DATASET RECORDS »
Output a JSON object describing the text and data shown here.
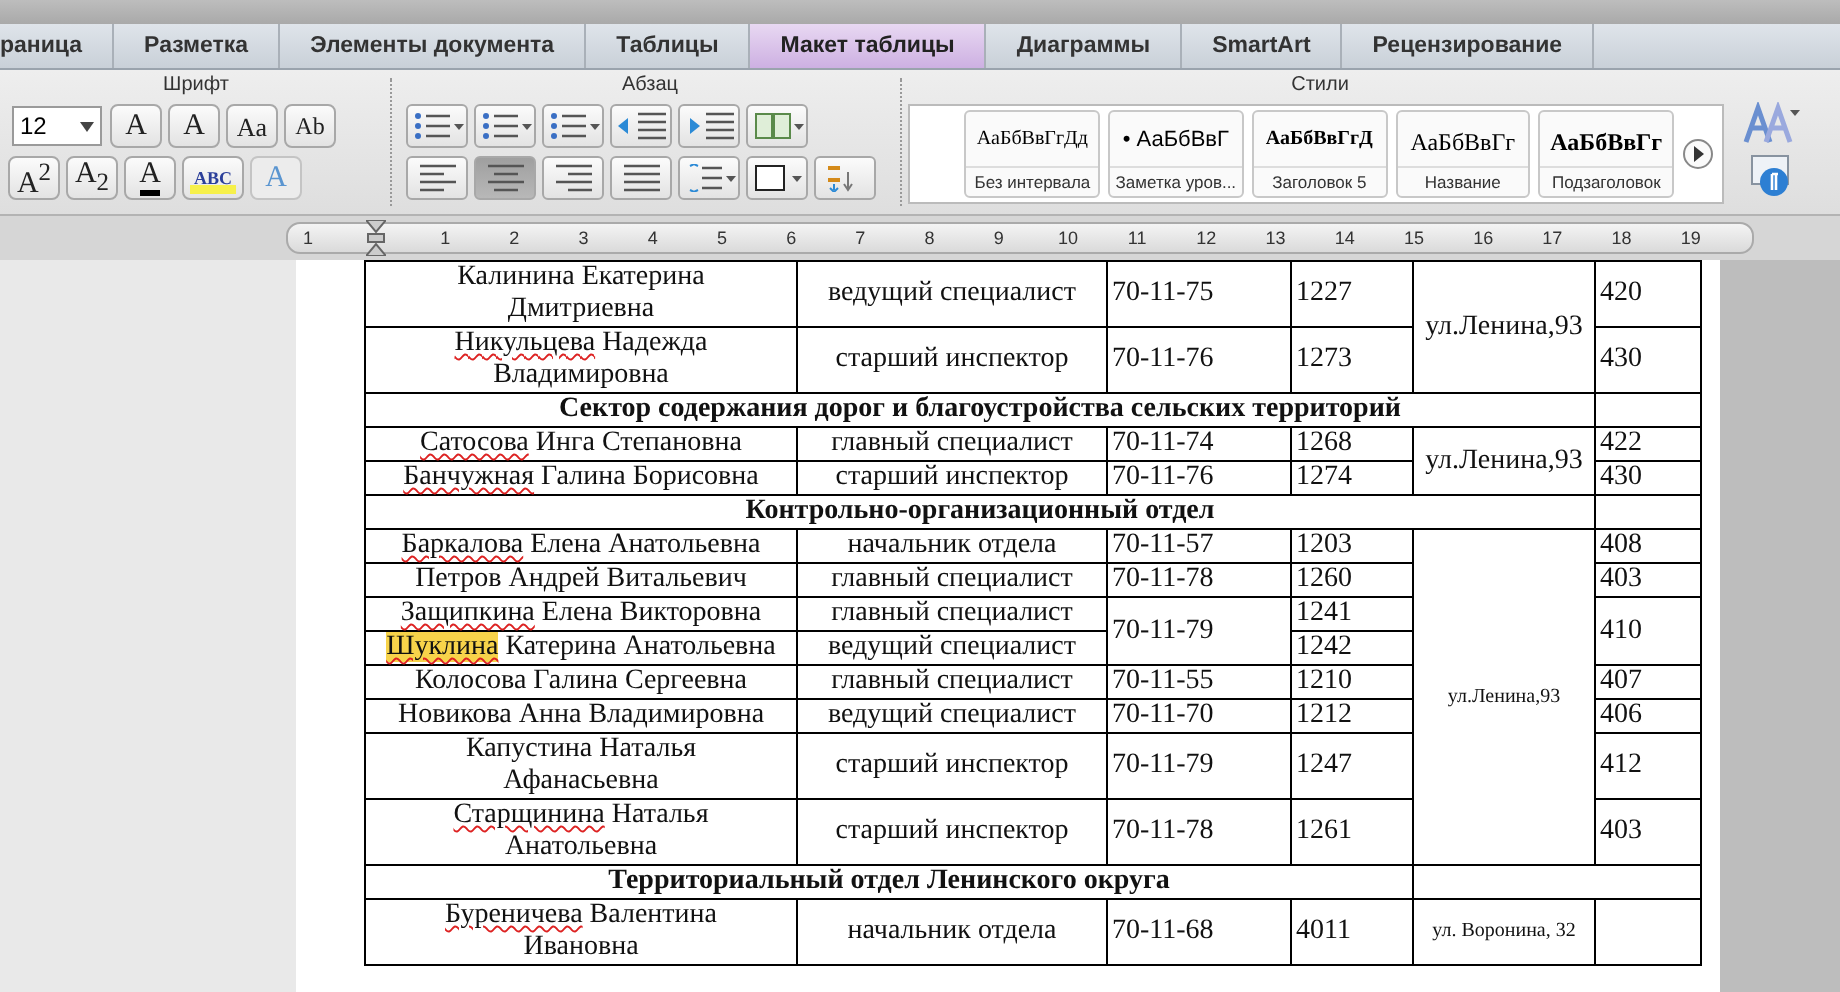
{
  "tabs": [
    {
      "label": "раница",
      "selected": false
    },
    {
      "label": "Разметка",
      "selected": false
    },
    {
      "label": "Элементы документа",
      "selected": false
    },
    {
      "label": "Таблицы",
      "selected": false
    },
    {
      "label": "Макет таблицы",
      "selected": true
    },
    {
      "label": "Диаграммы",
      "selected": false
    },
    {
      "label": "SmartArt",
      "selected": false
    },
    {
      "label": "Рецензирование",
      "selected": false
    }
  ],
  "font_group": {
    "label": "Шрифт",
    "size": "12",
    "row1": [
      {
        "kind": "grow",
        "glyph": "A",
        "disabled": false
      },
      {
        "kind": "shrink",
        "glyph": "A",
        "disabled": false
      },
      {
        "kind": "case",
        "glyph": "Aa",
        "disabled": false
      },
      {
        "kind": "clear",
        "glyph": "Ab",
        "disabled": false
      }
    ],
    "row2": [
      {
        "kind": "super",
        "glyph": "A$^{2}$",
        "disabled": false
      },
      {
        "kind": "sub",
        "glyph": "A$_{2}$",
        "disabled": false
      },
      {
        "kind": "color",
        "glyph": "A",
        "disabled": false
      },
      {
        "kind": "highlight",
        "glyph": "ABC",
        "disabled": false
      },
      {
        "kind": "effects",
        "glyph": "A",
        "disabled": true
      }
    ]
  },
  "paragraph_group": {
    "label": "Абзац",
    "row1": [
      {
        "kind": "bullets",
        "selected": false
      },
      {
        "kind": "numbering",
        "selected": false
      },
      {
        "kind": "multilevel",
        "selected": false
      },
      {
        "kind": "outdent",
        "selected": false
      },
      {
        "kind": "indent",
        "selected": false
      },
      {
        "kind": "columns",
        "selected": false
      }
    ],
    "row2": [
      {
        "kind": "align_left",
        "selected": false
      },
      {
        "kind": "align_center",
        "selected": true
      },
      {
        "kind": "align_right",
        "selected": false
      },
      {
        "kind": "justify",
        "selected": false
      },
      {
        "kind": "spacing",
        "selected": false
      },
      {
        "kind": "borders",
        "selected": false
      },
      {
        "kind": "sort",
        "selected": false
      }
    ]
  },
  "styles_group": {
    "label": "Стили",
    "items": [
      {
        "kind": "plain",
        "preview": "АаБбВвГгДд",
        "name": "Без интервала"
      },
      {
        "kind": "bullet",
        "preview": "• АаБбВвГ",
        "name": "Заметка уров..."
      },
      {
        "kind": "heading",
        "preview": "АаБбВвГгД",
        "name": "Заголовок 5"
      },
      {
        "kind": "title",
        "preview": "АаБбВвГг",
        "name": "Название"
      },
      {
        "kind": "subtitle",
        "preview": "АаБбВвГг",
        "name": "Подзаголовок"
      }
    ]
  },
  "ruler": {
    "labels": [
      "1",
      "1",
      "2",
      "3",
      "4",
      "5",
      "6",
      "7",
      "8",
      "9",
      "10",
      "11",
      "12",
      "13",
      "14",
      "15",
      "16",
      "17",
      "18",
      "19"
    ]
  },
  "table": {
    "rows": [
      {
        "kind": "person",
        "surname": "Калинина",
        "given": "Екатерина",
        "patronymic": "Дмитриевна",
        "wrapped": true,
        "misspelled": false,
        "highlighted": false,
        "position": "ведущий специалист",
        "phone": "70-11-75",
        "ext": "1227",
        "address": "ул.Ленина,93",
        "address_small": false,
        "room": "420"
      },
      {
        "kind": "person",
        "surname": "Никульцева",
        "given": "Надежда",
        "patronymic": "Владимировна",
        "wrapped": true,
        "misspelled": true,
        "highlighted": false,
        "position": "старший инспектор",
        "phone": "70-11-76",
        "ext": "1273",
        "room": "430"
      },
      {
        "kind": "section",
        "title": "Сектор содержания дорог и благоустройства сельских территорий",
        "covers_address": true
      },
      {
        "kind": "person",
        "surname": "Сатосова",
        "given": "Инга",
        "patronymic": "Степановна",
        "wrapped": false,
        "misspelled": true,
        "highlighted": false,
        "position": "главный специалист",
        "phone": "70-11-74",
        "ext": "1268",
        "address": "ул.Ленина,93",
        "address_small": false,
        "room": "422"
      },
      {
        "kind": "person",
        "surname": "Банчужная",
        "given": "Галина",
        "patronymic": "Борисовна",
        "wrapped": false,
        "misspelled": true,
        "highlighted": false,
        "position": "старший инспектор",
        "phone": "70-11-76",
        "ext": "1274",
        "room": "430"
      },
      {
        "kind": "section",
        "title": "Контрольно-организационный отдел",
        "covers_address": true
      },
      {
        "kind": "person",
        "surname": "Баркалова",
        "given": "Елена",
        "patronymic": "Анатольевна",
        "wrapped": false,
        "misspelled": true,
        "highlighted": false,
        "position": "начальник отдела",
        "phone": "70-11-57",
        "ext": "1203",
        "address": "ул.Ленина,93",
        "address_small": true,
        "room": "408"
      },
      {
        "kind": "person",
        "surname": "Петров",
        "given": "Андрей",
        "patronymic": "Витальевич",
        "wrapped": false,
        "misspelled": false,
        "highlighted": false,
        "position": "главный специалист",
        "phone": "70-11-78",
        "ext": "1260",
        "room": "403"
      },
      {
        "kind": "person",
        "surname": "Защипкина",
        "given": "Елена",
        "patronymic": "Викторовна",
        "wrapped": false,
        "misspelled": true,
        "highlighted": false,
        "position": "главный специалист",
        "phone": "70-11-79",
        "ext": "1241",
        "room": "410"
      },
      {
        "kind": "person",
        "surname": "Шуклина",
        "given": "Катерина",
        "patronymic": "Анатольевна",
        "wrapped": false,
        "misspelled": true,
        "highlighted": true,
        "position": "ведущий специалист",
        "ext": "1242"
      },
      {
        "kind": "person",
        "surname": "Колосова",
        "given": "Галина",
        "patronymic": "Сергеевна",
        "wrapped": false,
        "misspelled": false,
        "highlighted": false,
        "position": "главный специалист",
        "phone": "70-11-55",
        "ext": "1210",
        "room": "407"
      },
      {
        "kind": "person",
        "surname": "Новикова",
        "given": "Анна",
        "patronymic": "Владимировна",
        "wrapped": false,
        "misspelled": false,
        "highlighted": false,
        "position": "ведущий специалист",
        "phone": "70-11-70",
        "ext": "1212",
        "room": "406"
      },
      {
        "kind": "person",
        "surname": "Капустина",
        "given": "Наталья",
        "patronymic": "Афанасьевна",
        "wrapped": true,
        "misspelled": false,
        "highlighted": false,
        "position": "старший инспектор",
        "phone": "70-11-79",
        "ext": "1247",
        "room": "412"
      },
      {
        "kind": "person",
        "surname": "Старщинина",
        "given": "Наталья",
        "patronymic": "Анатольевна",
        "wrapped": true,
        "misspelled": true,
        "highlighted": false,
        "position": "старший инспектор",
        "phone": "70-11-78",
        "ext": "1261",
        "room": "403"
      },
      {
        "kind": "section",
        "title": "Территориальный отдел Ленинского округа",
        "covers_address": false
      },
      {
        "kind": "person",
        "surname": "Буреничева",
        "given": "Валентина",
        "patronymic": "Ивановна",
        "wrapped": true,
        "misspelled": true,
        "highlighted": false,
        "position": "начальник отдела",
        "phone": "70-11-68",
        "ext": "4011",
        "address": "ул. Воронина, 32",
        "address_small": true
      }
    ]
  }
}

DESCRIPTION OF THE TASK » All records should be output exactly, with the pictures left out.

ANSWER FOR THE TASK »
Output a JSON object describing the text and data shown here.
{
  "tabs": [
    {
      "label": "раница",
      "selected": false
    },
    {
      "label": "Разметка",
      "selected": false
    },
    {
      "label": "Элементы документа",
      "selected": false
    },
    {
      "label": "Таблицы",
      "selected": false
    },
    {
      "label": "Макет таблицы",
      "selected": true
    },
    {
      "label": "Диаграммы",
      "selected": false
    },
    {
      "label": "SmartArt",
      "selected": false
    },
    {
      "label": "Рецензирование",
      "selected": false
    }
  ],
  "font_group": {
    "label": "Шрифт",
    "size": "12",
    "row1": [
      {
        "kind": "grow",
        "glyph": "A",
        "disabled": false
      },
      {
        "kind": "shrink",
        "glyph": "A",
        "disabled": false
      },
      {
        "kind": "case",
        "glyph": "Aa",
        "disabled": false
      },
      {
        "kind": "clear",
        "glyph": "Ab",
        "disabled": false
      }
    ],
    "row2": [
      {
        "kind": "super",
        "glyph": "A$^{2}$",
        "disabled": false
      },
      {
        "kind": "sub",
        "glyph": "A$_{2}$",
        "disabled": false
      },
      {
        "kind": "color",
        "glyph": "A",
        "disabled": false
      },
      {
        "kind": "highlight",
        "glyph": "ABC",
        "disabled": false
      },
      {
        "kind": "effects",
        "glyph": "A",
        "disabled": true
      }
    ]
  },
  "paragraph_group": {
    "label": "Абзац",
    "row1": [
      {
        "kind": "bullets",
        "selected": false
      },
      {
        "kind": "numbering",
        "selected": false
      },
      {
        "kind": "multilevel",
        "selected": false
      },
      {
        "kind": "outdent",
        "selected": false
      },
      {
        "kind": "indent",
        "selected": false
      },
      {
        "kind": "columns",
        "selected": false
      }
    ],
    "row2": [
      {
        "kind": "align_left",
        "selected": false
      },
      {
        "kind": "align_center",
        "selected": true
      },
      {
        "kind": "align_right",
        "selected": false
      },
      {
        "kind": "justify",
        "selected": false
      },
      {
        "kind": "spacing",
        "selected": false
      },
      {
        "kind": "borders",
        "selected": false
      },
      {
        "kind": "sort",
        "selected": false
      }
    ]
  },
  "styles_group": {
    "label": "Стили",
    "items": [
      {
        "kind": "plain",
        "preview": "АаБбВвГгДд",
        "name": "Без интервала"
      },
      {
        "kind": "bullet",
        "preview": "• АаБбВвГ",
        "name": "Заметка уров..."
      },
      {
        "kind": "heading",
        "preview": "АаБбВвГгД",
        "name": "Заголовок 5"
      },
      {
        "kind": "title",
        "preview": "АаБбВвГг",
        "name": "Название"
      },
      {
        "kind": "subtitle",
        "preview": "АаБбВвГг",
        "name": "Подзаголовок"
      }
    ]
  },
  "ruler": {
    "labels": [
      "1",
      "1",
      "2",
      "3",
      "4",
      "5",
      "6",
      "7",
      "8",
      "9",
      "10",
      "11",
      "12",
      "13",
      "14",
      "15",
      "16",
      "17",
      "18",
      "19"
    ]
  },
  "table": {
    "rows": [
      {
        "kind": "person",
        "surname": "Калинина",
        "given": "Екатерина",
        "patronymic": "Дмитриевна",
        "wrapped": true,
        "misspelled": false,
        "highlighted": false,
        "position": "ведущий специалист",
        "phone": "70-11-75",
        "ext": "1227",
        "address": "ул.Ленина,93",
        "address_small": false,
        "room": "420"
      },
      {
        "kind": "person",
        "surname": "Никульцева",
        "given": "Надежда",
        "patronymic": "Владимировна",
        "wrapped": true,
        "misspelled": true,
        "highlighted": false,
        "position": "старший инспектор",
        "phone": "70-11-76",
        "ext": "1273",
        "room": "430"
      },
      {
        "kind": "section",
        "title": "Сектор содержания дорог и благоустройства сельских территорий",
        "covers_address": true
      },
      {
        "kind": "person",
        "surname": "Сатосова",
        "given": "Инга",
        "patronymic": "Степановна",
        "wrapped": false,
        "misspelled": true,
        "highlighted": false,
        "position": "главный специалист",
        "phone": "70-11-74",
        "ext": "1268",
        "address": "ул.Ленина,93",
        "address_small": false,
        "room": "422"
      },
      {
        "kind": "person",
        "surname": "Банчужная",
        "given": "Галина",
        "patronymic": "Борисовна",
        "wrapped": false,
        "misspelled": true,
        "highlighted": false,
        "position": "старший инспектор",
        "phone": "70-11-76",
        "ext": "1274",
        "room": "430"
      },
      {
        "kind": "section",
        "title": "Контрольно-организационный отдел",
        "covers_address": true
      },
      {
        "kind": "person",
        "surname": "Баркалова",
        "given": "Елена",
        "patronymic": "Анатольевна",
        "wrapped": false,
        "misspelled": true,
        "highlighted": false,
        "position": "начальник отдела",
        "phone": "70-11-57",
        "ext": "1203",
        "address": "ул.Ленина,93",
        "address_small": true,
        "room": "408"
      },
      {
        "kind": "person",
        "surname": "Петров",
        "given": "Андрей",
        "patronymic": "Витальевич",
        "wrapped": false,
        "misspelled": false,
        "highlighted": false,
        "position": "главный специалист",
        "phone": "70-11-78",
        "ext": "1260",
        "room": "403"
      },
      {
        "kind": "person",
        "surname": "Защипкина",
        "given": "Елена",
        "patronymic": "Викторовна",
        "wrapped": false,
        "misspelled": true,
        "highlighted": false,
        "position": "главный специалист",
        "phone": "70-11-79",
        "ext": "1241",
        "room": "410"
      },
      {
        "kind": "person",
        "surname": "Шуклина",
        "given": "Катерина",
        "patronymic": "Анатольевна",
        "wrapped": false,
        "misspelled": true,
        "highlighted": true,
        "position": "ведущий специалист",
        "ext": "1242"
      },
      {
        "kind": "person",
        "surname": "Колосова",
        "given": "Галина",
        "patronymic": "Сергеевна",
        "wrapped": false,
        "misspelled": false,
        "highlighted": false,
        "position": "главный специалист",
        "phone": "70-11-55",
        "ext": "1210",
        "room": "407"
      },
      {
        "kind": "person",
        "surname": "Новикова",
        "given": "Анна",
        "patronymic": "Владимировна",
        "wrapped": false,
        "misspelled": false,
        "highlighted": false,
        "position": "ведущий специалист",
        "phone": "70-11-70",
        "ext": "1212",
        "room": "406"
      },
      {
        "kind": "person",
        "surname": "Капустина",
        "given": "Наталья",
        "patronymic": "Афанасьевна",
        "wrapped": true,
        "misspelled": false,
        "highlighted": false,
        "position": "старший инспектор",
        "phone": "70-11-79",
        "ext": "1247",
        "room": "412"
      },
      {
        "kind": "person",
        "surname": "Старщинина",
        "given": "Наталья",
        "patronymic": "Анатольевна",
        "wrapped": true,
        "misspelled": true,
        "highlighted": false,
        "position": "старший инспектор",
        "phone": "70-11-78",
        "ext": "1261",
        "room": "403"
      },
      {
        "kind": "section",
        "title": "Территориальный отдел Ленинского округа",
        "covers_address": false
      },
      {
        "kind": "person",
        "surname": "Буреничева",
        "given": "Валентина",
        "patronymic": "Ивановна",
        "wrapped": true,
        "misspelled": true,
        "highlighted": false,
        "position": "начальник отдела",
        "phone": "70-11-68",
        "ext": "4011",
        "address": "ул. Воронина, 32",
        "address_small": true
      }
    ]
  }
}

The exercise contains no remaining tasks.